Start of Records shown

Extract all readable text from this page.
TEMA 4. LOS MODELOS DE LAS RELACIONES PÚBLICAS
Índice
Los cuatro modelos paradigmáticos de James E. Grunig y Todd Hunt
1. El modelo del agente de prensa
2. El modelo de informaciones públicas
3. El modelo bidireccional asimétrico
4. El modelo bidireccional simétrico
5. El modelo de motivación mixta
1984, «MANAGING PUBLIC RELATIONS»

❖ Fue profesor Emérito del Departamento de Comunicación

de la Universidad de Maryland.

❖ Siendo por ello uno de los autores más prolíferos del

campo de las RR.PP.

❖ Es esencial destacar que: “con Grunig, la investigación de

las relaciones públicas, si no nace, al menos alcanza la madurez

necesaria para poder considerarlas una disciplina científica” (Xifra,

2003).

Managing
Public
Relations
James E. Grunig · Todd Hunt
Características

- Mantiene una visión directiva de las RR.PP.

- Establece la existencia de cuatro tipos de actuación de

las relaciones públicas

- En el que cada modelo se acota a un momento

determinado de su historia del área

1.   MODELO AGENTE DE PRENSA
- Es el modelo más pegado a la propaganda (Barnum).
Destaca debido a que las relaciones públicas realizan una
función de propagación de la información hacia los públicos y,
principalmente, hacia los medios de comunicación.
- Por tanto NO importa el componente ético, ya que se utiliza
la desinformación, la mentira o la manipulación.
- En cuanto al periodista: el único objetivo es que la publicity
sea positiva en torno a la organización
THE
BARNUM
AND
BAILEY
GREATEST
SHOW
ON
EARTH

End of Records shown

Return all of the entries exactly as they were supplied.

--- Exercise solution ---
Extract all readable text from this page.
TEMA 4. LOS MODELOS DE LAS RELACIONES PÚBLICAS
Índice
Los cuatro modelos paradigmáticos de James E. Grunig y Todd Hunt
1. El modelo del agente de prensa
2. El modelo de informaciones públicas
3. El modelo bidireccional asimétrico
4. El modelo bidireccional simétrico
5. El modelo de motivación mixta
1984, «MANAGING PUBLIC RELATIONS»

❖ Fue profesor Emérito del Departamento de Comunicación

de la Universidad de Maryland.

❖ Siendo por ello uno de los autores más prolíferos del

campo de las RR.PP.

❖ Es esencial destacar que: “con Grunig, la investigación de

las relaciones públicas, si no nace, al menos alcanza la madurez

necesaria para poder considerarlas una disciplina científica” (Xifra,

2003).

Managing
Public
Relations
James E. Grunig · Todd Hunt
Características

- Mantiene una visión directiva de las RR.PP.

- Establece la existencia de cuatro tipos de actuación de

las relaciones públicas

- En el que cada modelo se acota a un momento

determinado de su historia del área

1.   MODELO AGENTE DE PRENSA
- Es el modelo más pegado a la propaganda (Barnum).
Destaca debido a que las relaciones públicas realizan una
función de propagación de la información hacia los públicos y,
principalmente, hacia los medios de comunicación.
- Por tanto NO importa el componente ético, ya que se utiliza
la desinformación, la mentira o la manipulación.
- En cuanto al periodista: el único objetivo es que la publicity
sea positiva en torno a la organización
THE
BARNUM
AND
BAILEY
GREATEST
SHOW
ON
EARTH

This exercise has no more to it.